→ **THE INPUT**:
-- BEGIN --

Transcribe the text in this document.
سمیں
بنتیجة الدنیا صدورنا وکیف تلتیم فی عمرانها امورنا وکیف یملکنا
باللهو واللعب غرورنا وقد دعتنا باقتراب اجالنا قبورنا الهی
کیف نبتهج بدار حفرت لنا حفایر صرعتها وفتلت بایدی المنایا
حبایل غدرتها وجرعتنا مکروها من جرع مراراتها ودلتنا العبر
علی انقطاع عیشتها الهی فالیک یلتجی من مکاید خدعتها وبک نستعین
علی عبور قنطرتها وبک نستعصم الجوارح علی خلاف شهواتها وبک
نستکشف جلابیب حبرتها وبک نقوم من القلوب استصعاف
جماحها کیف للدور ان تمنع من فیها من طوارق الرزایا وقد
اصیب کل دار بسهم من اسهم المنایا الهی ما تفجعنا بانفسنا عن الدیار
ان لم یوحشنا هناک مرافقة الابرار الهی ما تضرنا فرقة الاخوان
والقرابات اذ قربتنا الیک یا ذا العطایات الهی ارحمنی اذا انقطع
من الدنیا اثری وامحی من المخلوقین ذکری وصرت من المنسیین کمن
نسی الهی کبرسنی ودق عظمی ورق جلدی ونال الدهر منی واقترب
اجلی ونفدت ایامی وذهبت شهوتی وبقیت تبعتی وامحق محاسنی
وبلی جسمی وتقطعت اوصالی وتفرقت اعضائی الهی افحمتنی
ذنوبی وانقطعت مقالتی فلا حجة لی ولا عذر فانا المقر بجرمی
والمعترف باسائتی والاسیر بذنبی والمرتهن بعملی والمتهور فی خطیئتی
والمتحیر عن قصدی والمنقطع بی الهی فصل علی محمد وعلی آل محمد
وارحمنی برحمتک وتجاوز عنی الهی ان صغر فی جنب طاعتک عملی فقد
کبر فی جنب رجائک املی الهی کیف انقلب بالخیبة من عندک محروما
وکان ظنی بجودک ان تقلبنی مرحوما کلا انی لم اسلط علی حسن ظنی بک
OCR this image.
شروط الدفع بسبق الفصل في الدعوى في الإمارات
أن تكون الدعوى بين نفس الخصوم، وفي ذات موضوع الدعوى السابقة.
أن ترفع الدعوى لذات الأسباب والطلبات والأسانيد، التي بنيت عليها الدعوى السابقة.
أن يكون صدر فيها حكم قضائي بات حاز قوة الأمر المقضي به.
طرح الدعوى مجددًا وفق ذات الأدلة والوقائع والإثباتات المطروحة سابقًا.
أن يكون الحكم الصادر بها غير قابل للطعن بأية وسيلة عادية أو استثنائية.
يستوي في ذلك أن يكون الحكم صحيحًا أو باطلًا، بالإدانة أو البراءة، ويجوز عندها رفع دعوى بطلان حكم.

-- END --

→ **STATED GOAL**: Reproduce every record, matching each line exactly.

→ **FINISHED ANSWER**:
Transcribe the text in this document.
سمیں
بنتیجة الدنیا صدورنا وکیف تلتیم فی عمرانها امورنا وکیف یملکنا
باللهو واللعب غرورنا وقد دعتنا باقتراب اجالنا قبورنا الهی
کیف نبتهج بدار حفرت لنا حفایر صرعتها وفتلت بایدی المنایا
حبایل غدرتها وجرعتنا مکروها من جرع مراراتها ودلتنا العبر
علی انقطاع عیشتها الهی فالیک یلتجی من مکاید خدعتها وبک نستعین
علی عبور قنطرتها وبک نستعصم الجوارح علی خلاف شهواتها وبک
نستکشف جلابیب حبرتها وبک نقوم من القلوب استصعاف
جماحها کیف للدور ان تمنع من فیها من طوارق الرزایا وقد
اصیب کل دار بسهم من اسهم المنایا الهی ما تفجعنا بانفسنا عن الدیار
ان لم یوحشنا هناک مرافقة الابرار الهی ما تضرنا فرقة الاخوان
والقرابات اذ قربتنا الیک یا ذا العطایات الهی ارحمنی اذا انقطع
من الدنیا اثری وامحی من المخلوقین ذکری وصرت من المنسیین کمن
نسی الهی کبرسنی ودق عظمی ورق جلدی ونال الدهر منی واقترب
اجلی ونفدت ایامی وذهبت شهوتی وبقیت تبعتی وامحق محاسنی
وبلی جسمی وتقطعت اوصالی وتفرقت اعضائی الهی افحمتنی
ذنوبی وانقطعت مقالتی فلا حجة لی ولا عذر فانا المقر بجرمی
والمعترف باسائتی والاسیر بذنبی والمرتهن بعملی والمتهور فی خطیئتی
والمتحیر عن قصدی والمنقطع بی الهی فصل علی محمد وعلی آل محمد
وارحمنی برحمتک وتجاوز عنی الهی ان صغر فی جنب طاعتک عملی فقد
کبر فی جنب رجائک املی الهی کیف انقلب بالخیبة من عندک محروما
وکان ظنی بجودک ان تقلبنی مرحوما کلا انی لم اسلط علی حسن ظنی بک
OCR this image.
شروط الدفع بسبق الفصل في الدعوى في الإمارات
أن تكون الدعوى بين نفس الخصوم، وفي ذات موضوع الدعوى السابقة.
أن ترفع الدعوى لذات الأسباب والطلبات والأسانيد، التي بنيت عليها الدعوى السابقة.
أن يكون صدر فيها حكم قضائي بات حاز قوة الأمر المقضي به.
طرح الدعوى مجددًا وفق ذات الأدلة والوقائع والإثباتات المطروحة سابقًا.
أن يكون الحكم الصادر بها غير قابل للطعن بأية وسيلة عادية أو استثنائية.
يستوي في ذلك أن يكون الحكم صحيحًا أو باطلًا، بالإدانة أو البراءة، ويجوز عندها رفع دعوى بطلان حكم.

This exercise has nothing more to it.